» **What you need to do**: Identify the lines bearing the string "ylabel" and gather them.

--------------------

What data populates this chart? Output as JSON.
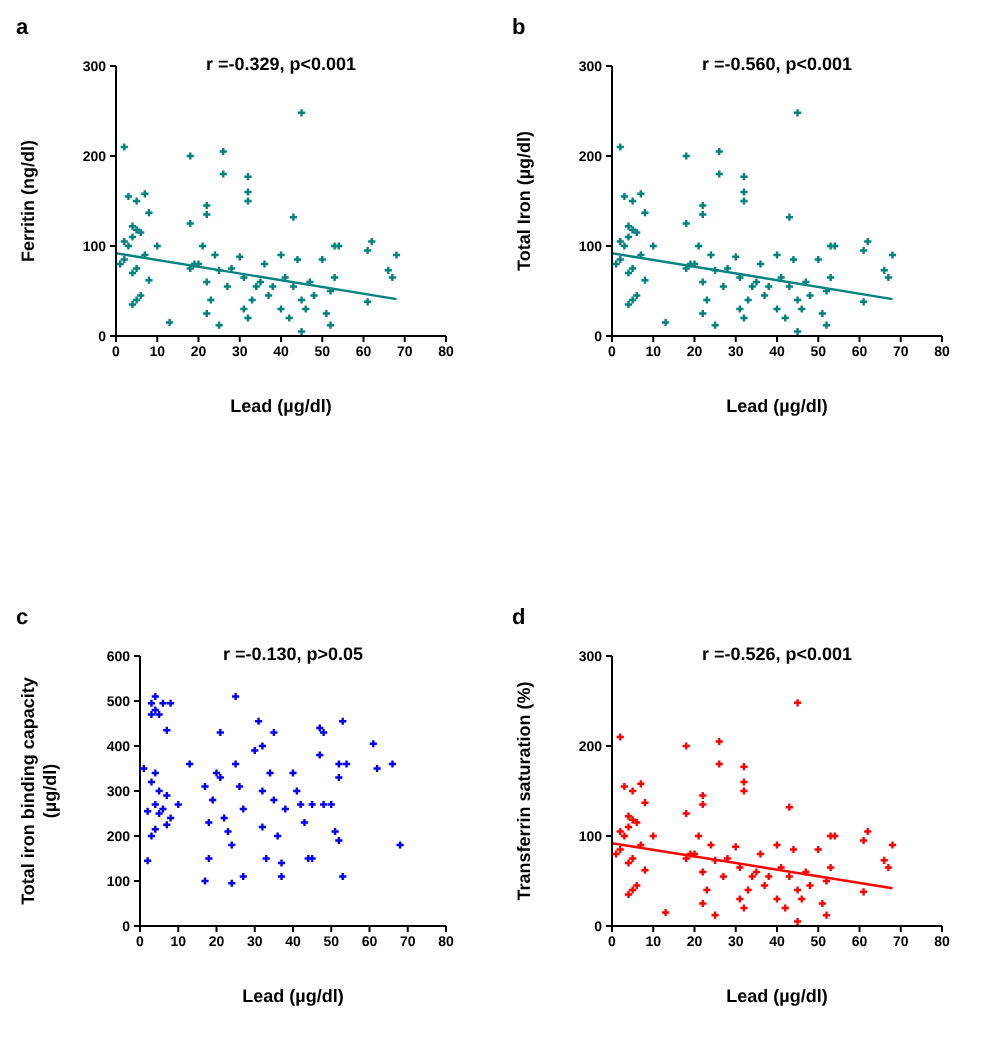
{
  "chart_data": [
    {
      "type": "scatter",
      "title": "a",
      "xlabel": "Lead (µg/dl)",
      "ylabel": "Ferritin (ng/dl)",
      "annotations": [
        "r =-0.329, p<0.001"
      ],
      "xlim": [
        0,
        80
      ],
      "xticks": [
        0,
        10,
        20,
        30,
        40,
        50,
        60,
        70,
        80
      ],
      "ylim": [
        0,
        300
      ],
      "yticks": [
        0,
        100,
        200,
        300
      ],
      "series": [
        {
          "color": "#00827f",
          "marker": "cross",
          "x": [
            2,
            45,
            18,
            26,
            26,
            32,
            32,
            32,
            43,
            22,
            22,
            18,
            3,
            5,
            7,
            4,
            5,
            6,
            4,
            8,
            2,
            3,
            10,
            1,
            2,
            4,
            5,
            7,
            8,
            6,
            4,
            5,
            13,
            20,
            21,
            22,
            23,
            24,
            25,
            25,
            22,
            27,
            28,
            30,
            31,
            31,
            32,
            33,
            34,
            35,
            36,
            37,
            38,
            40,
            40,
            41,
            42,
            43,
            44,
            45,
            45,
            46,
            47,
            48,
            50,
            51,
            52,
            52,
            53,
            53,
            54,
            61,
            61,
            62,
            66,
            67,
            68,
            18,
            19
          ],
          "values": [
            210,
            248,
            200,
            205,
            180,
            177,
            160,
            150,
            132,
            145,
            135,
            125,
            155,
            150,
            158,
            122,
            118,
            115,
            110,
            137,
            105,
            100,
            100,
            80,
            85,
            70,
            75,
            90,
            62,
            45,
            35,
            40,
            15,
            80,
            100,
            60,
            40,
            90,
            73,
            12,
            25,
            55,
            75,
            88,
            65,
            30,
            20,
            40,
            55,
            60,
            80,
            45,
            55,
            90,
            30,
            65,
            20,
            55,
            85,
            5,
            40,
            30,
            60,
            45,
            85,
            25,
            50,
            12,
            65,
            100,
            100,
            95,
            38,
            105,
            73,
            65,
            90,
            75,
            80
          ]
        },
        {
          "type": "line",
          "marker": "none",
          "color": "#00827f",
          "x": [
            0,
            68
          ],
          "values": [
            92,
            41
          ]
        }
      ]
    },
    {
      "type": "scatter",
      "title": "b",
      "xlabel": "Lead (µg/dl)",
      "ylabel": "Total Iron (µg/dl)",
      "annotations": [
        "r =-0.560, p<0.001"
      ],
      "xlim": [
        0,
        80
      ],
      "xticks": [
        0,
        10,
        20,
        30,
        40,
        50,
        60,
        70,
        80
      ],
      "ylim": [
        0,
        300
      ],
      "yticks": [
        0,
        100,
        200,
        300
      ],
      "series": [
        {
          "color": "#00827f",
          "marker": "cross",
          "x": [
            2,
            45,
            18,
            26,
            26,
            32,
            32,
            32,
            43,
            22,
            22,
            18,
            3,
            5,
            7,
            4,
            5,
            6,
            4,
            8,
            2,
            3,
            10,
            1,
            2,
            4,
            5,
            7,
            8,
            6,
            4,
            5,
            13,
            20,
            21,
            22,
            23,
            24,
            25,
            25,
            22,
            27,
            28,
            30,
            31,
            31,
            32,
            33,
            34,
            35,
            36,
            37,
            38,
            40,
            40,
            41,
            42,
            43,
            44,
            45,
            45,
            46,
            47,
            48,
            50,
            51,
            52,
            52,
            53,
            53,
            54,
            61,
            61,
            62,
            66,
            67,
            68,
            18,
            19
          ],
          "values": [
            210,
            248,
            200,
            205,
            180,
            177,
            160,
            150,
            132,
            145,
            135,
            125,
            155,
            150,
            158,
            122,
            118,
            115,
            110,
            137,
            105,
            100,
            100,
            80,
            85,
            70,
            75,
            90,
            62,
            45,
            35,
            40,
            15,
            80,
            100,
            60,
            40,
            90,
            73,
            12,
            25,
            55,
            75,
            88,
            65,
            30,
            20,
            40,
            55,
            60,
            80,
            45,
            55,
            90,
            30,
            65,
            20,
            55,
            85,
            5,
            40,
            30,
            60,
            45,
            85,
            25,
            50,
            12,
            65,
            100,
            100,
            95,
            38,
            105,
            73,
            65,
            90,
            75,
            80
          ]
        },
        {
          "type": "line",
          "marker": "none",
          "color": "#00827f",
          "x": [
            0,
            68
          ],
          "values": [
            92,
            41
          ]
        }
      ]
    },
    {
      "type": "scatter",
      "title": "c",
      "xlabel": "Lead (µg/dl)",
      "ylabel": "Total iron binding capacity\n(µg/dl)",
      "annotations": [
        "r =-0.130, p>0.05"
      ],
      "xlim": [
        0,
        80
      ],
      "xticks": [
        0,
        10,
        20,
        30,
        40,
        50,
        60,
        70,
        80
      ],
      "ylim": [
        0,
        600
      ],
      "yticks": [
        0,
        100,
        200,
        300,
        400,
        500,
        600
      ],
      "series": [
        {
          "color": "#0000ff",
          "marker": "cross",
          "x": [
            1,
            2,
            2,
            3,
            3,
            4,
            4,
            5,
            6,
            7,
            8,
            3,
            4,
            5,
            4,
            5,
            6,
            7,
            8,
            4,
            7,
            3,
            10,
            13,
            17,
            17,
            18,
            18,
            19,
            20,
            21,
            21,
            22,
            23,
            24,
            24,
            25,
            25,
            26,
            27,
            27,
            30,
            31,
            32,
            32,
            33,
            32,
            34,
            35,
            35,
            36,
            37,
            37,
            38,
            40,
            41,
            42,
            43,
            44,
            45,
            45,
            47,
            48,
            48,
            50,
            51,
            52,
            52,
            52,
            53,
            53,
            54,
            61,
            62,
            66,
            68,
            47
          ],
          "values": [
            350,
            145,
            255,
            495,
            470,
            510,
            480,
            470,
            495,
            435,
            495,
            320,
            340,
            300,
            270,
            250,
            260,
            290,
            240,
            215,
            225,
            200,
            270,
            360,
            310,
            100,
            150,
            230,
            280,
            340,
            430,
            330,
            240,
            210,
            95,
            180,
            510,
            360,
            310,
            110,
            260,
            390,
            455,
            400,
            300,
            150,
            220,
            340,
            280,
            430,
            200,
            140,
            110,
            260,
            340,
            300,
            270,
            230,
            150,
            270,
            150,
            380,
            430,
            270,
            270,
            210,
            360,
            330,
            190,
            110,
            455,
            360,
            405,
            350,
            360,
            180,
            440
          ]
        }
      ]
    },
    {
      "type": "scatter",
      "title": "d",
      "xlabel": "Lead (µg/dl)",
      "ylabel": "Transferrin saturation (%)",
      "annotations": [
        "r =-0.526, p<0.001"
      ],
      "xlim": [
        0,
        80
      ],
      "xticks": [
        0,
        10,
        20,
        30,
        40,
        50,
        60,
        70,
        80
      ],
      "ylim": [
        0,
        300
      ],
      "yticks": [
        0,
        100,
        200,
        300
      ],
      "series": [
        {
          "color": "#ff0000",
          "marker": "cross",
          "x": [
            2,
            45,
            18,
            26,
            26,
            32,
            32,
            32,
            43,
            22,
            22,
            18,
            3,
            5,
            7,
            4,
            5,
            6,
            4,
            8,
            2,
            3,
            10,
            1,
            2,
            4,
            5,
            7,
            8,
            6,
            4,
            5,
            13,
            20,
            21,
            22,
            23,
            24,
            25,
            25,
            22,
            27,
            28,
            30,
            31,
            31,
            32,
            33,
            34,
            35,
            36,
            37,
            38,
            40,
            40,
            41,
            42,
            43,
            44,
            45,
            45,
            46,
            47,
            48,
            50,
            51,
            52,
            52,
            53,
            53,
            54,
            61,
            61,
            62,
            66,
            67,
            68,
            18,
            19
          ],
          "values": [
            210,
            248,
            200,
            205,
            180,
            177,
            160,
            150,
            132,
            145,
            135,
            125,
            155,
            150,
            158,
            122,
            118,
            115,
            110,
            137,
            105,
            100,
            100,
            80,
            85,
            70,
            75,
            90,
            62,
            45,
            35,
            40,
            15,
            80,
            100,
            60,
            40,
            90,
            73,
            12,
            25,
            55,
            75,
            88,
            65,
            30,
            20,
            40,
            55,
            60,
            80,
            45,
            55,
            90,
            30,
            65,
            20,
            55,
            85,
            5,
            40,
            30,
            60,
            45,
            85,
            25,
            50,
            12,
            65,
            100,
            100,
            95,
            38,
            105,
            73,
            65,
            90,
            75,
            80
          ]
        },
        {
          "type": "line",
          "marker": "none",
          "color": "#ff0000",
          "x": [
            0,
            68
          ],
          "values": [
            92,
            42
          ]
        }
      ]
    }
  ]
}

--------------------

» **The completed task**:
      "ylabel": "Ferritin (ng/dl)",
      "ylabel": "Total Iron (µg/dl)",
      "ylabel": "Total iron binding capacity\n(µg/dl)",
      "ylabel": "Transferrin saturation (%)",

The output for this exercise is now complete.